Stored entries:

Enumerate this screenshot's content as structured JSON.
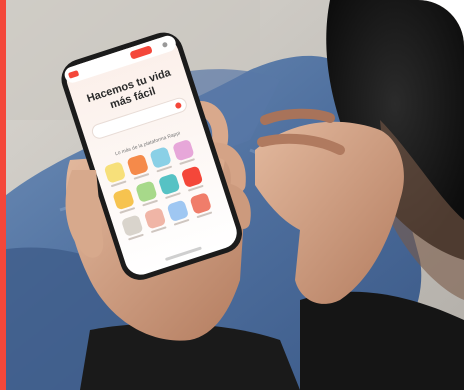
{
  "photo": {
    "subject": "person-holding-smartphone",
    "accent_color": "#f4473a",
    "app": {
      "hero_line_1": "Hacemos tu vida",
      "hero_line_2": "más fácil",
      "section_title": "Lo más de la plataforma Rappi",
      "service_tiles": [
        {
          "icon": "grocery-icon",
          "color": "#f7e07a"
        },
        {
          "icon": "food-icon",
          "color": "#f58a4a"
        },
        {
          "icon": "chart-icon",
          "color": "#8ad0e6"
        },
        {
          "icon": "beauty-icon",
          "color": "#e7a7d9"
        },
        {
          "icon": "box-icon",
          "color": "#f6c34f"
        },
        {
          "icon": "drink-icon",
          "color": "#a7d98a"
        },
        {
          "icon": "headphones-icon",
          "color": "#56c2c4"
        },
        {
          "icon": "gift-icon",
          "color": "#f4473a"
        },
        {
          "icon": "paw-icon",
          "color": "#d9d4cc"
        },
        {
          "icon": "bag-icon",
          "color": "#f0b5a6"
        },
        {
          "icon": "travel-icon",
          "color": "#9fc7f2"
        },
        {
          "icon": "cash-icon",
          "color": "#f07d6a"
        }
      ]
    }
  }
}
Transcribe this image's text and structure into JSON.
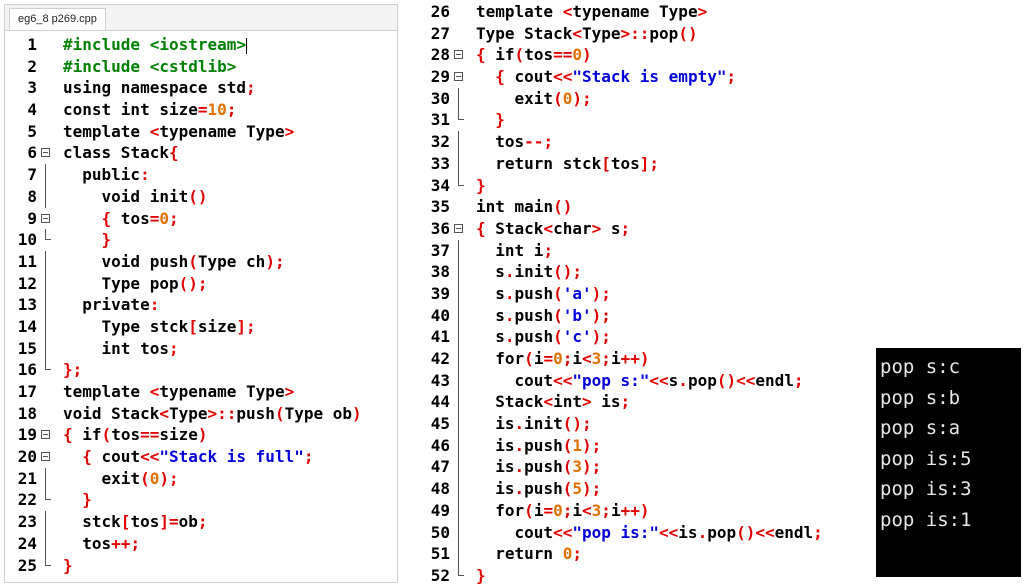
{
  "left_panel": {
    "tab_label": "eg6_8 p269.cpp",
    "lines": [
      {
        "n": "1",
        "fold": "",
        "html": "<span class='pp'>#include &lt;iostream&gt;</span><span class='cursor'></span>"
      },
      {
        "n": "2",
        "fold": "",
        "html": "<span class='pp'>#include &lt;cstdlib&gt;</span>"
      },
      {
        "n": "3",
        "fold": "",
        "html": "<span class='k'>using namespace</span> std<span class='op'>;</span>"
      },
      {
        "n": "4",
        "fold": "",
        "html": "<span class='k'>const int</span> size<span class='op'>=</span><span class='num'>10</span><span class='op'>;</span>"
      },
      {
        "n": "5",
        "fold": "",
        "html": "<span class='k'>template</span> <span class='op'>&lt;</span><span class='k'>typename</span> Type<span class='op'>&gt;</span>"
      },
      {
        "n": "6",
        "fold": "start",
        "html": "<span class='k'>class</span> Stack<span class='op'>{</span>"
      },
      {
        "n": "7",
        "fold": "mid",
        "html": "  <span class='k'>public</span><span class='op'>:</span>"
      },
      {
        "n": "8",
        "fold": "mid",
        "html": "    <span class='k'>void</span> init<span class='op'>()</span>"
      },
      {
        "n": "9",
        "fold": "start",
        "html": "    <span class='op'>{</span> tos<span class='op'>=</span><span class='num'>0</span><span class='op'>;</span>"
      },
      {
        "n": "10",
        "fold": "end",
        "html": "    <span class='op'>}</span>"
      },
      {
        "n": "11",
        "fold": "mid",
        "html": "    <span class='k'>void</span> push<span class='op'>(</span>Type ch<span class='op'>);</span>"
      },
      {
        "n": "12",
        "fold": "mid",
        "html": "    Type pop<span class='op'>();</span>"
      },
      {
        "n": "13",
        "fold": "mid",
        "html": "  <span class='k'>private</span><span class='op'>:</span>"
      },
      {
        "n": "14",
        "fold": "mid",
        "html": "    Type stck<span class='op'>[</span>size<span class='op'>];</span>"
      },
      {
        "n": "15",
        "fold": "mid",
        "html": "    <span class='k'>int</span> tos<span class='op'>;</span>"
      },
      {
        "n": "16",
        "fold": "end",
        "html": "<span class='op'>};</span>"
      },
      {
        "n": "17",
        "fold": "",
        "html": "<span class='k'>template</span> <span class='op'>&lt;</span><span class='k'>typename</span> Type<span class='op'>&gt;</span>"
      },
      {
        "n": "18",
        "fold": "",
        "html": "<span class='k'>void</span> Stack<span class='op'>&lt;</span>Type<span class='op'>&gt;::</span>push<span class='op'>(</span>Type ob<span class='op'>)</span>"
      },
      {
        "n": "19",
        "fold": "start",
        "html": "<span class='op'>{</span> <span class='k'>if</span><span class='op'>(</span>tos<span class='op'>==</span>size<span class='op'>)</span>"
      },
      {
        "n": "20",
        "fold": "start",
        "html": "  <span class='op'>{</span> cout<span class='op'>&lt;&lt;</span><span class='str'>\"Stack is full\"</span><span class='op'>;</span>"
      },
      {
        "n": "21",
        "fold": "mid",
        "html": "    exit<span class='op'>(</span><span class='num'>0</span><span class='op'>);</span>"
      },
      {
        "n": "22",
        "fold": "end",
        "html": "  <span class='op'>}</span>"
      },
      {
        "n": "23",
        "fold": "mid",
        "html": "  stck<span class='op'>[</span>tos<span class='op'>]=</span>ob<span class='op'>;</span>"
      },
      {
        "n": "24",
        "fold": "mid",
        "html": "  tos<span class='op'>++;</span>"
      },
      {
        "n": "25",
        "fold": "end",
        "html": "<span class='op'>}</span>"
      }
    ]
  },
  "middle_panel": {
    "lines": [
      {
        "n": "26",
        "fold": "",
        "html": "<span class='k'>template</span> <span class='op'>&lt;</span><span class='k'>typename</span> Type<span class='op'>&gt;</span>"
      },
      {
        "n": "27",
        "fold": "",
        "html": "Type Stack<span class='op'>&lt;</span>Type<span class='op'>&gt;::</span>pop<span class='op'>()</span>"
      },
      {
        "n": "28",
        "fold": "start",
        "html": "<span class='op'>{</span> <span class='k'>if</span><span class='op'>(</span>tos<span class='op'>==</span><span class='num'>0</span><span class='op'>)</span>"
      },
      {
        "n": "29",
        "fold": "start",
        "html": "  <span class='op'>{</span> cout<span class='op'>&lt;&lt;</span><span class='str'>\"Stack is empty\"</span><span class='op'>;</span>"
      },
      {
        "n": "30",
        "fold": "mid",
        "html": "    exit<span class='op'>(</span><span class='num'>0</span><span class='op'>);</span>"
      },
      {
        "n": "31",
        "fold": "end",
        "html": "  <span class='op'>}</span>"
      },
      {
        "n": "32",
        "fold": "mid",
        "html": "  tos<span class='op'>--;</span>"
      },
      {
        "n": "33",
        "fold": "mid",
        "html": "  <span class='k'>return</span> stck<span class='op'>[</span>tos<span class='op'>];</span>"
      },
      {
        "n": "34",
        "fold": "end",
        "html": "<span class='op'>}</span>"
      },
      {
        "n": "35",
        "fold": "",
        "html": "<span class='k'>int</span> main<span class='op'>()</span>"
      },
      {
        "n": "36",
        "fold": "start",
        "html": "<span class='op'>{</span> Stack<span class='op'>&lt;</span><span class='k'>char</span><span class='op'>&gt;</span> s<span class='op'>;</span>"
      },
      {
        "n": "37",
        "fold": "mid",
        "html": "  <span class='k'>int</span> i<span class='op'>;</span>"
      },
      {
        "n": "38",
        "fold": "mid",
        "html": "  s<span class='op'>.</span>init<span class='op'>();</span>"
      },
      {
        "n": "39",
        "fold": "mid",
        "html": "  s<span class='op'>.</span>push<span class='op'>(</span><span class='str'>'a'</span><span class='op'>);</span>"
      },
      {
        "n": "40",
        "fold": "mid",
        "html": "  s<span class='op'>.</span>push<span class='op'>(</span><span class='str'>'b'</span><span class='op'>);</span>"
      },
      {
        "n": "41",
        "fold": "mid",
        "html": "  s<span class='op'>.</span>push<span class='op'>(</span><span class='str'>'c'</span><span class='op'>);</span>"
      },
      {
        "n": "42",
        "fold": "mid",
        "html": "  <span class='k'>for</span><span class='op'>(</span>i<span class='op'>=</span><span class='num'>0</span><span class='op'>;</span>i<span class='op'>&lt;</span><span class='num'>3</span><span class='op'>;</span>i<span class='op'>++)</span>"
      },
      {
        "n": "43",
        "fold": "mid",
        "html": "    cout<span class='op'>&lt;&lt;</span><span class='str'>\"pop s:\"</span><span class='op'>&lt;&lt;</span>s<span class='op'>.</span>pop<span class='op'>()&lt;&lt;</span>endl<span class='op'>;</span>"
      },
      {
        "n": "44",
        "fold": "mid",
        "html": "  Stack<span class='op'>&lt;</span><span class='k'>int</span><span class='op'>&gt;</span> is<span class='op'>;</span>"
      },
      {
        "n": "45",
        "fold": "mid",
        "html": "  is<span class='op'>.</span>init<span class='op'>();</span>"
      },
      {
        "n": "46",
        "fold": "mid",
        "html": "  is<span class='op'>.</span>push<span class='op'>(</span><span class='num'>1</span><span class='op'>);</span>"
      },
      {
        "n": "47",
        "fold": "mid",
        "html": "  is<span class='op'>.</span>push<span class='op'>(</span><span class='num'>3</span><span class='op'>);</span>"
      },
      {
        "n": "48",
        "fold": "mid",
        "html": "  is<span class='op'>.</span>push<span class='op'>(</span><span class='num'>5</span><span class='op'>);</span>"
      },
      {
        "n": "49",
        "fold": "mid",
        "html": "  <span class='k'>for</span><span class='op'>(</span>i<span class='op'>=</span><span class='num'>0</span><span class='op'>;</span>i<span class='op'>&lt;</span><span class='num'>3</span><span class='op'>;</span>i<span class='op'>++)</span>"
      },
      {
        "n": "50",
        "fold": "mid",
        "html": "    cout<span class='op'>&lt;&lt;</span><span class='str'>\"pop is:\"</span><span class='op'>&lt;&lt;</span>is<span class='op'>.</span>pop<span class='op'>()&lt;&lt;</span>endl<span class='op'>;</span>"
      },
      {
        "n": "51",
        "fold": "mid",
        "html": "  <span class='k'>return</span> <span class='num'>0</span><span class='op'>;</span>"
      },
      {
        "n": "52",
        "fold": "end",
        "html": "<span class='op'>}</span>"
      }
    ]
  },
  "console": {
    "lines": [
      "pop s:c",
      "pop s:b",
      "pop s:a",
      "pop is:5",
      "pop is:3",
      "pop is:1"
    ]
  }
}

Task brief
Check each line above for the string "init", then copy the ones that have it.

In response
        "html": "    <span class='k'>void</span> init<span class='op'>()</span>"
        "html": "  s<span class='op'>.</span>init<span class='op'>();</span>"
        "html": "  is<span class='op'>.</span>init<span class='op'>();</span>"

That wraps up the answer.